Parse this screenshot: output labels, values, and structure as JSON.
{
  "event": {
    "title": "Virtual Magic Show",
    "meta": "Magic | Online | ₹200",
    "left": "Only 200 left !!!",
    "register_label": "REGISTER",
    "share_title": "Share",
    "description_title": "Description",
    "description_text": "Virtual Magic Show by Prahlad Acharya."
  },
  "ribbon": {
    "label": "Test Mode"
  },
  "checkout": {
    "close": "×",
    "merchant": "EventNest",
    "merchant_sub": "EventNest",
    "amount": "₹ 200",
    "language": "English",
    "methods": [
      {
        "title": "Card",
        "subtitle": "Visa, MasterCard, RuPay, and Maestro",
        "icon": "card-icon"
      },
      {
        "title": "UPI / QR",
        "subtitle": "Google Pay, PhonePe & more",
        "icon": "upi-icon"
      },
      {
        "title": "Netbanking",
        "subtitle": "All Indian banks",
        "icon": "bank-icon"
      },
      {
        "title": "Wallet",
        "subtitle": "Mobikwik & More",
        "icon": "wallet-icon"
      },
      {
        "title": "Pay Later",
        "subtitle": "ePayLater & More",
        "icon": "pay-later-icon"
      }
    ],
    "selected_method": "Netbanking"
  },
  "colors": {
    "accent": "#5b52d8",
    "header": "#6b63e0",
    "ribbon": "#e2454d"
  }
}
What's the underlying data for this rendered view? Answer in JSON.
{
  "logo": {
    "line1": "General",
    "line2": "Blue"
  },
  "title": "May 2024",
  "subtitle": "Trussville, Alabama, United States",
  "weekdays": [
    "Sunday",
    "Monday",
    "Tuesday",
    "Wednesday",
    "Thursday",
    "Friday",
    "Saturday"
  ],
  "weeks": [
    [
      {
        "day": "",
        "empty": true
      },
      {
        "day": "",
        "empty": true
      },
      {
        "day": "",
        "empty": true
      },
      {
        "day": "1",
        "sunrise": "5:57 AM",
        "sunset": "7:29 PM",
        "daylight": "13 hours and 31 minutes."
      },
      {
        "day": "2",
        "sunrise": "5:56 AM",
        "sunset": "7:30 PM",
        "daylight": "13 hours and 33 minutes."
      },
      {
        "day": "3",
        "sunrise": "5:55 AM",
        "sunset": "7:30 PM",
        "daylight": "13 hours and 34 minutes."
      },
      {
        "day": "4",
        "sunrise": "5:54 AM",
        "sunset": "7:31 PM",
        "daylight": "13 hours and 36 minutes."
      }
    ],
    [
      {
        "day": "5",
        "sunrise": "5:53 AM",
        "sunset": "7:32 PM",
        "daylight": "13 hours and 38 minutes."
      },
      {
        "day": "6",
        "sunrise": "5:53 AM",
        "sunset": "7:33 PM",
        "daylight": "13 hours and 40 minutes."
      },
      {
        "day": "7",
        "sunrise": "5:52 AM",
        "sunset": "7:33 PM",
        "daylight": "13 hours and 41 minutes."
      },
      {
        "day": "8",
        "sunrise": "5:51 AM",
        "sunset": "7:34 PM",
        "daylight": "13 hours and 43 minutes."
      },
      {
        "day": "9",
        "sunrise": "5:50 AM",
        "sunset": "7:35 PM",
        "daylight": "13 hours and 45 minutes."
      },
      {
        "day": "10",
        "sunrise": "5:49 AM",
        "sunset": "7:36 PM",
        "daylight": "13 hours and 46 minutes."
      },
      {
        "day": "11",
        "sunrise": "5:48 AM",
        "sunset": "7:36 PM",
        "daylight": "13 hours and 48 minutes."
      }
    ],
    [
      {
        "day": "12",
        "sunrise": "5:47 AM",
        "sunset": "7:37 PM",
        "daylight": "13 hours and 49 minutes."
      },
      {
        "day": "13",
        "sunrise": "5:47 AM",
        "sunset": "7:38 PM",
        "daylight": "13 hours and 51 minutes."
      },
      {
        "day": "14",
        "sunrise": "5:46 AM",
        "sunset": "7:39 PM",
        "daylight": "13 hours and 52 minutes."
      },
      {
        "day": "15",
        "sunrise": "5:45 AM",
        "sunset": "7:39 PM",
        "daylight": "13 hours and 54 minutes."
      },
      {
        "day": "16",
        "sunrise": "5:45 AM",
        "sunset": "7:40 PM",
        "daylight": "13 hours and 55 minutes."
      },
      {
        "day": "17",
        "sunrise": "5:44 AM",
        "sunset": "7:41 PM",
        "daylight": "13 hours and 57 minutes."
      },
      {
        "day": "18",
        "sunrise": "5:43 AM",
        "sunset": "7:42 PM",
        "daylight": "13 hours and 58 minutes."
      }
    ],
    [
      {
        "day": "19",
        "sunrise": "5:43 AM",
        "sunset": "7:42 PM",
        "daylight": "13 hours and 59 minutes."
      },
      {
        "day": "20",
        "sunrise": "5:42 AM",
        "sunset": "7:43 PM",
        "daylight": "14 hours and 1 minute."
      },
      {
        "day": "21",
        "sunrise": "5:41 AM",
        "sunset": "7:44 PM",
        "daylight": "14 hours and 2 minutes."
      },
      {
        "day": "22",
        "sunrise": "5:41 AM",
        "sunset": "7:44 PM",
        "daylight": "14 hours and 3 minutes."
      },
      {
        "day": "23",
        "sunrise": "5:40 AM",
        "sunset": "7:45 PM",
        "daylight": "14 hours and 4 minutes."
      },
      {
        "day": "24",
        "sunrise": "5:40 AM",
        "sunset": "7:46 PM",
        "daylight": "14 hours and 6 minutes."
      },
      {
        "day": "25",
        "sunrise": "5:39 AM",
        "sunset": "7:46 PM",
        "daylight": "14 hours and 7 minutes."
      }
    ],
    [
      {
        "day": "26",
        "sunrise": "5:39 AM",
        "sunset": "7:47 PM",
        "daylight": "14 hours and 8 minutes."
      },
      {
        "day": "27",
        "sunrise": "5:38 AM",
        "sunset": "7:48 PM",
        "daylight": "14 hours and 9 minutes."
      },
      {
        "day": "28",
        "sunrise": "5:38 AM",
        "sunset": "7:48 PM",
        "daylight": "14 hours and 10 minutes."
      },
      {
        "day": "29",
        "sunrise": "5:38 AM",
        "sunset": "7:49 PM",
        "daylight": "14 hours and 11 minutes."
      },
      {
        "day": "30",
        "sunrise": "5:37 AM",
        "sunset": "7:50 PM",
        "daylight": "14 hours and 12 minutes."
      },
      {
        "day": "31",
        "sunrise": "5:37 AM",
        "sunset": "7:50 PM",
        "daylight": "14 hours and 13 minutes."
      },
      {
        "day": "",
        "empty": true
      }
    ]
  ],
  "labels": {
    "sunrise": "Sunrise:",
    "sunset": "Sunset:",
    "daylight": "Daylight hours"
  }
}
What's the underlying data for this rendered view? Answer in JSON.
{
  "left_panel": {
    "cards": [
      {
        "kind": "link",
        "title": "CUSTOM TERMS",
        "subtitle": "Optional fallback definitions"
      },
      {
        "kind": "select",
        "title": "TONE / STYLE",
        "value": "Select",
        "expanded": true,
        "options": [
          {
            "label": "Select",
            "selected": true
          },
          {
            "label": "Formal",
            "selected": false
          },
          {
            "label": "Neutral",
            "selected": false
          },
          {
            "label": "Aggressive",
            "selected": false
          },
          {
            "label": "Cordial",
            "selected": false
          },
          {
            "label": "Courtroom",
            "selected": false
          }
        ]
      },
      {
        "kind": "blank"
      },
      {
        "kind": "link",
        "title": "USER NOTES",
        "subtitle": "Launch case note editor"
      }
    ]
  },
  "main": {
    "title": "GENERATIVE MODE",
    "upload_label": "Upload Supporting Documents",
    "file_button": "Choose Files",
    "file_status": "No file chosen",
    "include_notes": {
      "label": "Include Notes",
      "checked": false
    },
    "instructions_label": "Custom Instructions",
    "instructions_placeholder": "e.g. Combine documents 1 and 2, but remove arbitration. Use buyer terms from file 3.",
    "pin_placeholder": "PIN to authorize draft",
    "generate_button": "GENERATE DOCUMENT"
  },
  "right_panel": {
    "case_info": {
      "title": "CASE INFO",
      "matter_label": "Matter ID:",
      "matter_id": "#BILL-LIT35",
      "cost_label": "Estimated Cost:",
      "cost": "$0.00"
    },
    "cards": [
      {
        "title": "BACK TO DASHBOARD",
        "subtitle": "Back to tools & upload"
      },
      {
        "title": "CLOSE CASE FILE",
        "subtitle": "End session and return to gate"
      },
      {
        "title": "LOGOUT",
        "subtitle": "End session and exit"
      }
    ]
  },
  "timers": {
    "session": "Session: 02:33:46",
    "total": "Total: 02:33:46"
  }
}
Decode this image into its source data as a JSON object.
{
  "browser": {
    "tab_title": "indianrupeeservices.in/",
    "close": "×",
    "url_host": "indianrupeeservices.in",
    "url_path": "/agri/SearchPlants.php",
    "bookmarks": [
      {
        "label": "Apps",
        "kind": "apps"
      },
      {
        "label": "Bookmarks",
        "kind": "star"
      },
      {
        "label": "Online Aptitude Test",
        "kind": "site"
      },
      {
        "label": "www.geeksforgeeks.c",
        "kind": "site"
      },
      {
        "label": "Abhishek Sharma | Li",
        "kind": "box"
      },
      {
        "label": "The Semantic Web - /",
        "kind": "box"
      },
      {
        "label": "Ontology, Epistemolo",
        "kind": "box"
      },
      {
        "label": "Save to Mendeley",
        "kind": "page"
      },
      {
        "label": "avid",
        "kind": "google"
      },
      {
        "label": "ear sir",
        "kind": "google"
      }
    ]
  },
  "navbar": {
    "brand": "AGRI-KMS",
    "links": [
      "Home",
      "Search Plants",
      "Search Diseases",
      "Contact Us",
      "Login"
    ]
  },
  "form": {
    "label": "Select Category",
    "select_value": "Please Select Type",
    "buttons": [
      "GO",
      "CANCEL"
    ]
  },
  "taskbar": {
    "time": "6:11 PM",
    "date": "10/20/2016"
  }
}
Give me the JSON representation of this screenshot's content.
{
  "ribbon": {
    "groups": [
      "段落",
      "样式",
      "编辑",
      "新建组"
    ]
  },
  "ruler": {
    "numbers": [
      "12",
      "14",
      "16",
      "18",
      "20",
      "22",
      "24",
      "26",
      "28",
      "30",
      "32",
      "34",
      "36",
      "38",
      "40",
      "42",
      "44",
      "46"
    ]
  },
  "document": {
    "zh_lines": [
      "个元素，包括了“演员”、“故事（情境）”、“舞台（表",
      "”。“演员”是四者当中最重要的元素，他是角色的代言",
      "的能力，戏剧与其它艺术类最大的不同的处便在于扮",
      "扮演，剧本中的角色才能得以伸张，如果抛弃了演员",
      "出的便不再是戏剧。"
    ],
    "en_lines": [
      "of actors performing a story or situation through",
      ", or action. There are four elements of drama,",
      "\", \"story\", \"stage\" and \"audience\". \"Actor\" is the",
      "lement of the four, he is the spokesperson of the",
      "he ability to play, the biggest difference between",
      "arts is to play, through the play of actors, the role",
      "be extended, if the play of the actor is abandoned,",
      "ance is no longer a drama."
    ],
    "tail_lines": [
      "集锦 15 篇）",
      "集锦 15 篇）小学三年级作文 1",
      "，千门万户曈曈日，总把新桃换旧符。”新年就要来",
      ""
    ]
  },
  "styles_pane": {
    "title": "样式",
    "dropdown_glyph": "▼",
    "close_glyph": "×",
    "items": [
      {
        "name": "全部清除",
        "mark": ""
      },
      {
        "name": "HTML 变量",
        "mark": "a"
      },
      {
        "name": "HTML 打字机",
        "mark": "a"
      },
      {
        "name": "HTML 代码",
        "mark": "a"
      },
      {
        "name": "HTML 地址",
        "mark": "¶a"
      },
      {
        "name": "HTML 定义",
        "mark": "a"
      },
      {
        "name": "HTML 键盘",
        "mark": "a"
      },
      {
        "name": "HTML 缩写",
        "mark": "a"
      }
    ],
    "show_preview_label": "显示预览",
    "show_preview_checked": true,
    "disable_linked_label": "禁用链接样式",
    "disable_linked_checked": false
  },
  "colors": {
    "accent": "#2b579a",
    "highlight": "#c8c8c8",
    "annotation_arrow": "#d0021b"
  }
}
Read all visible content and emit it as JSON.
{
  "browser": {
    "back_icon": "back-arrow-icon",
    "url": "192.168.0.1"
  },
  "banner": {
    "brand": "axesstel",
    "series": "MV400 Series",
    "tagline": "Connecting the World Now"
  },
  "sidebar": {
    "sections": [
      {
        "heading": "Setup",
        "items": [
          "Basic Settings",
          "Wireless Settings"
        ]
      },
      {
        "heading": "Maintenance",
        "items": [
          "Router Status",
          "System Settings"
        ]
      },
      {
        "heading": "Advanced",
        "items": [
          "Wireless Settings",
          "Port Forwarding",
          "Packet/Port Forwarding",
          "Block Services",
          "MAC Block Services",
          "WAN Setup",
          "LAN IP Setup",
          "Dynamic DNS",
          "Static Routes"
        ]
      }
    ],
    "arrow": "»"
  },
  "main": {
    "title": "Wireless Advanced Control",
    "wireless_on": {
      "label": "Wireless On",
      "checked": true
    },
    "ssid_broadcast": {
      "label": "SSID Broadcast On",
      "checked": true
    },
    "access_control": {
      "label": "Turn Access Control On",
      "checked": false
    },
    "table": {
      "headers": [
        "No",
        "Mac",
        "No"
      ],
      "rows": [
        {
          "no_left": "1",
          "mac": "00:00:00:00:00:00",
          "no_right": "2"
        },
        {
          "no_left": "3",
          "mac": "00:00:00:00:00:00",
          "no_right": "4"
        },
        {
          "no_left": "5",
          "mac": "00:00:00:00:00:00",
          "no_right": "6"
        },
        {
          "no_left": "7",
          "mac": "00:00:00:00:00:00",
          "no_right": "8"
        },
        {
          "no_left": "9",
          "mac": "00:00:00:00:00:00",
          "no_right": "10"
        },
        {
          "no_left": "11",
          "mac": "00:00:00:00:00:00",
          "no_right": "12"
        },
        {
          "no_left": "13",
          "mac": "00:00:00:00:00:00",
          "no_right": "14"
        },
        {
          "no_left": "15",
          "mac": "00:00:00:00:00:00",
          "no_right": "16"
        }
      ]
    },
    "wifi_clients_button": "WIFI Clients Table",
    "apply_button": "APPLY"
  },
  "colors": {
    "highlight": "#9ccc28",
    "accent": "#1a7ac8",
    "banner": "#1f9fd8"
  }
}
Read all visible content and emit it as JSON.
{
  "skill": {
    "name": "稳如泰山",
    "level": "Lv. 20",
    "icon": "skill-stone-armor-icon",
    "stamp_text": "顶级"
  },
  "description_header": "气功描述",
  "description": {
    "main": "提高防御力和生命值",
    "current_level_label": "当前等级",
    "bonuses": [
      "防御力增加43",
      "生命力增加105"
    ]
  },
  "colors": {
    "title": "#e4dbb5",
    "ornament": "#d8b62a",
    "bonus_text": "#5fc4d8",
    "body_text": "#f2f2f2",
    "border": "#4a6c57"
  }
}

*The task*: Go through the records and show every line with the string "this" in it.

*Task result*:
Parse this screenshot: output labels, values, and structure as JSON.
What's the underlying data for this rendered view? Answer in JSON.
What's the underlying data for this rendered view? Answer in JSON.
Decode this image into its source data as a JSON object.
Give me the JSON representation of this screenshot's content.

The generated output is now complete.